WHAT TO DO
Omit the pictures from the entries below and retype everything else exactly.

● ● ● ●

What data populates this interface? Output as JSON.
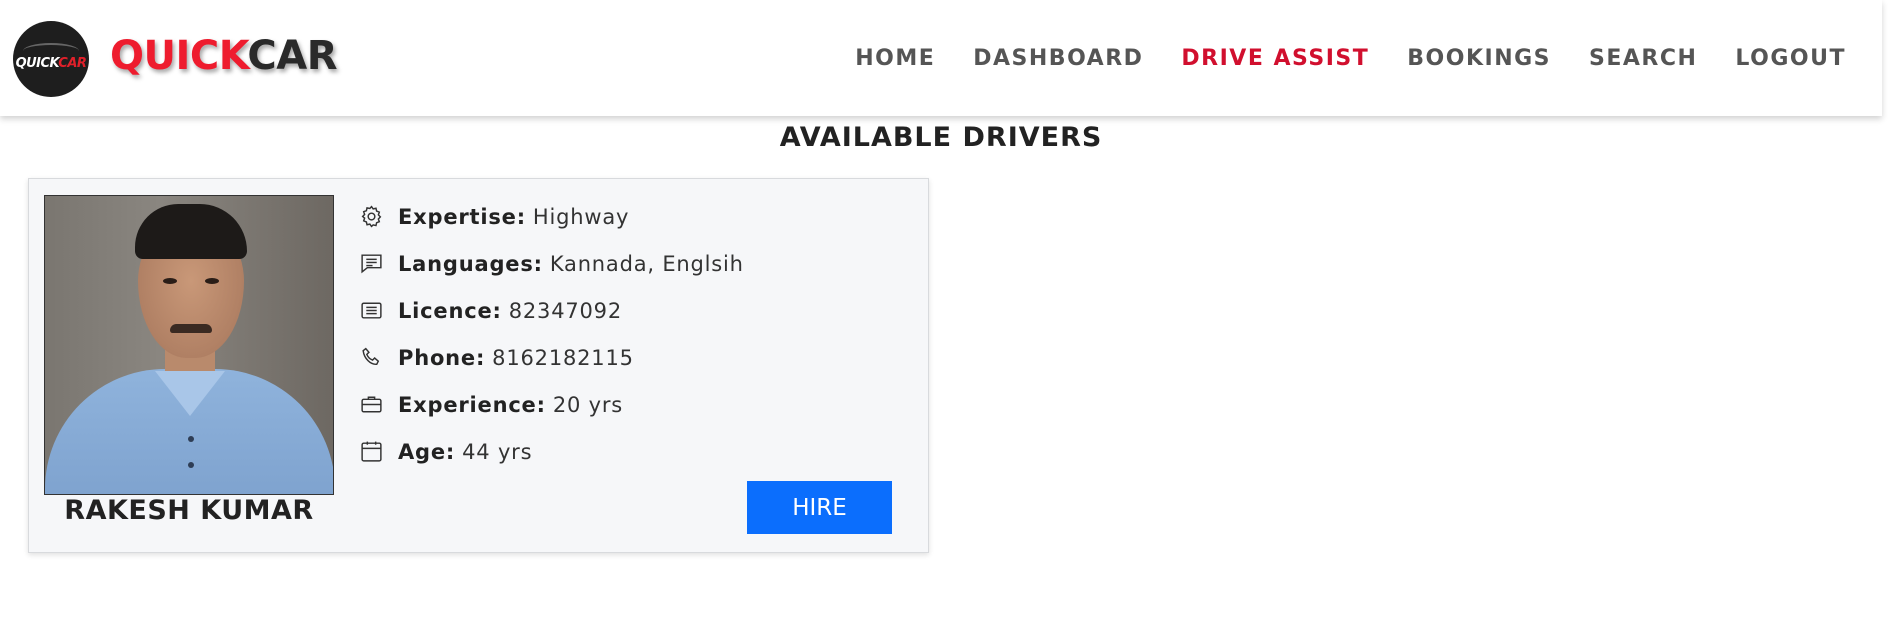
{
  "brand": {
    "logo_text_part1": "QUICK",
    "logo_text_part2": "CAR",
    "name_part1": "QUICK",
    "name_part2": "CAR"
  },
  "nav": {
    "items": [
      {
        "label": "HOME",
        "active": false
      },
      {
        "label": "DASHBOARD",
        "active": false
      },
      {
        "label": "DRIVE ASSIST",
        "active": true
      },
      {
        "label": "BOOKINGS",
        "active": false
      },
      {
        "label": "SEARCH",
        "active": false
      },
      {
        "label": "LOGOUT",
        "active": false
      }
    ],
    "active_color": "#d10f2e",
    "color": "#555555"
  },
  "page": {
    "title": "AVAILABLE DRIVERS"
  },
  "drivers": [
    {
      "name": "RAKESH KUMAR",
      "details": [
        {
          "icon": "gear-icon",
          "label": "Expertise:",
          "value": "Highway"
        },
        {
          "icon": "chat-icon",
          "label": "Languages:",
          "value": "Kannada, Englsih"
        },
        {
          "icon": "card-icon",
          "label": "Licence:",
          "value": "82347092"
        },
        {
          "icon": "phone-icon",
          "label": "Phone:",
          "value": "8162182115"
        },
        {
          "icon": "briefcase-icon",
          "label": "Experience:",
          "value": "20 yrs"
        },
        {
          "icon": "calendar-icon",
          "label": "Age:",
          "value": "44 yrs"
        }
      ],
      "hire_label": "HIRE"
    }
  ],
  "colors": {
    "brand_red": "#ee1c2e",
    "button_blue": "#0b6efd"
  }
}
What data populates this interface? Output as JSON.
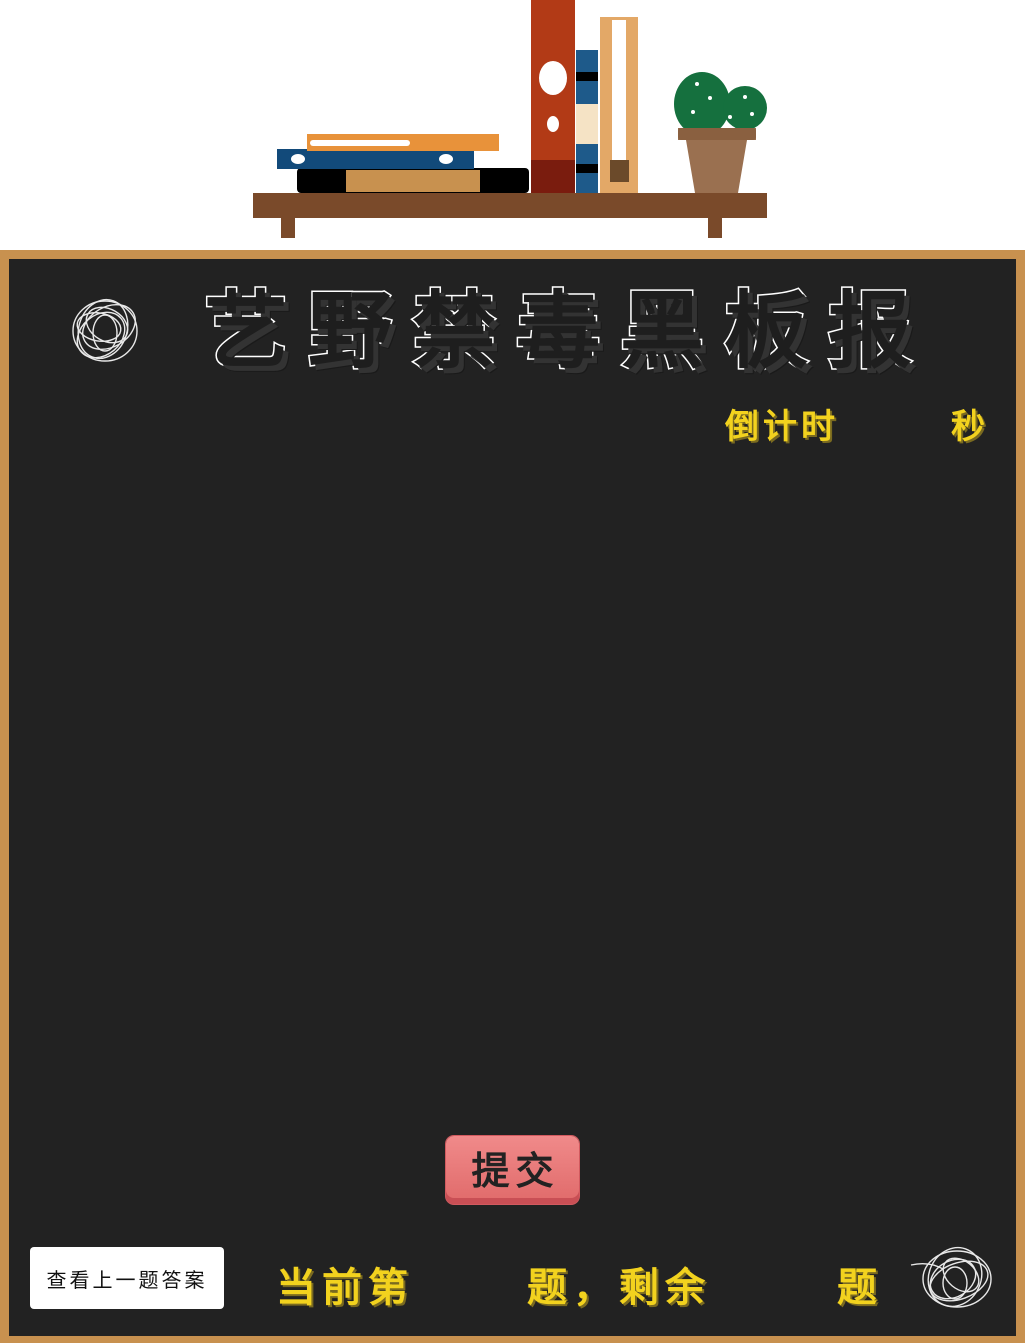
{
  "header": {
    "title": "艺野禁毒黑板报"
  },
  "timer": {
    "label": "倒计时",
    "value": "",
    "unit": "秒"
  },
  "actions": {
    "submit_label": "提交",
    "prev_answer_label": "查看上一题答案"
  },
  "progress": {
    "prefix": "当前第",
    "current": "",
    "middle": "题，剩余",
    "remaining": "",
    "suffix": "题"
  },
  "colors": {
    "board_frame": "#c8914f",
    "board_surface": "#222222",
    "accent_yellow": "#f2d21e",
    "submit_button": "#e87478"
  }
}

● ● ● ●

ANSWER TO THIS PROBLEM
What data populates this interface? Output as JSON.
{
  "brand": {
    "logo_text_part1": "QUICK",
    "logo_text_part2": "CAR",
    "name_part1": "QUICK",
    "name_part2": "CAR"
  },
  "nav": {
    "items": [
      {
        "label": "HOME",
        "active": false
      },
      {
        "label": "DASHBOARD",
        "active": false
      },
      {
        "label": "DRIVE ASSIST",
        "active": true
      },
      {
        "label": "BOOKINGS",
        "active": false
      },
      {
        "label": "SEARCH",
        "active": false
      },
      {
        "label": "LOGOUT",
        "active": false
      }
    ],
    "active_color": "#d10f2e",
    "color": "#555555"
  },
  "page": {
    "title": "AVAILABLE DRIVERS"
  },
  "drivers": [
    {
      "name": "RAKESH KUMAR",
      "details": [
        {
          "icon": "gear-icon",
          "label": "Expertise:",
          "value": "Highway"
        },
        {
          "icon": "chat-icon",
          "label": "Languages:",
          "value": "Kannada, Englsih"
        },
        {
          "icon": "card-icon",
          "label": "Licence:",
          "value": "82347092"
        },
        {
          "icon": "phone-icon",
          "label": "Phone:",
          "value": "8162182115"
        },
        {
          "icon": "briefcase-icon",
          "label": "Experience:",
          "value": "20 yrs"
        },
        {
          "icon": "calendar-icon",
          "label": "Age:",
          "value": "44 yrs"
        }
      ],
      "hire_label": "HIRE"
    }
  ],
  "colors": {
    "brand_red": "#ee1c2e",
    "button_blue": "#0b6efd"
  }
}
What data populates this interface? Output as JSON.
{
  "header": {
    "title": "艺野禁毒黑板报"
  },
  "timer": {
    "label": "倒计时",
    "value": "",
    "unit": "秒"
  },
  "actions": {
    "submit_label": "提交",
    "prev_answer_label": "查看上一题答案"
  },
  "progress": {
    "prefix": "当前第",
    "current": "",
    "middle": "题，剩余",
    "remaining": "",
    "suffix": "题"
  },
  "colors": {
    "board_frame": "#c8914f",
    "board_surface": "#222222",
    "accent_yellow": "#f2d21e",
    "submit_button": "#e87478"
  }
}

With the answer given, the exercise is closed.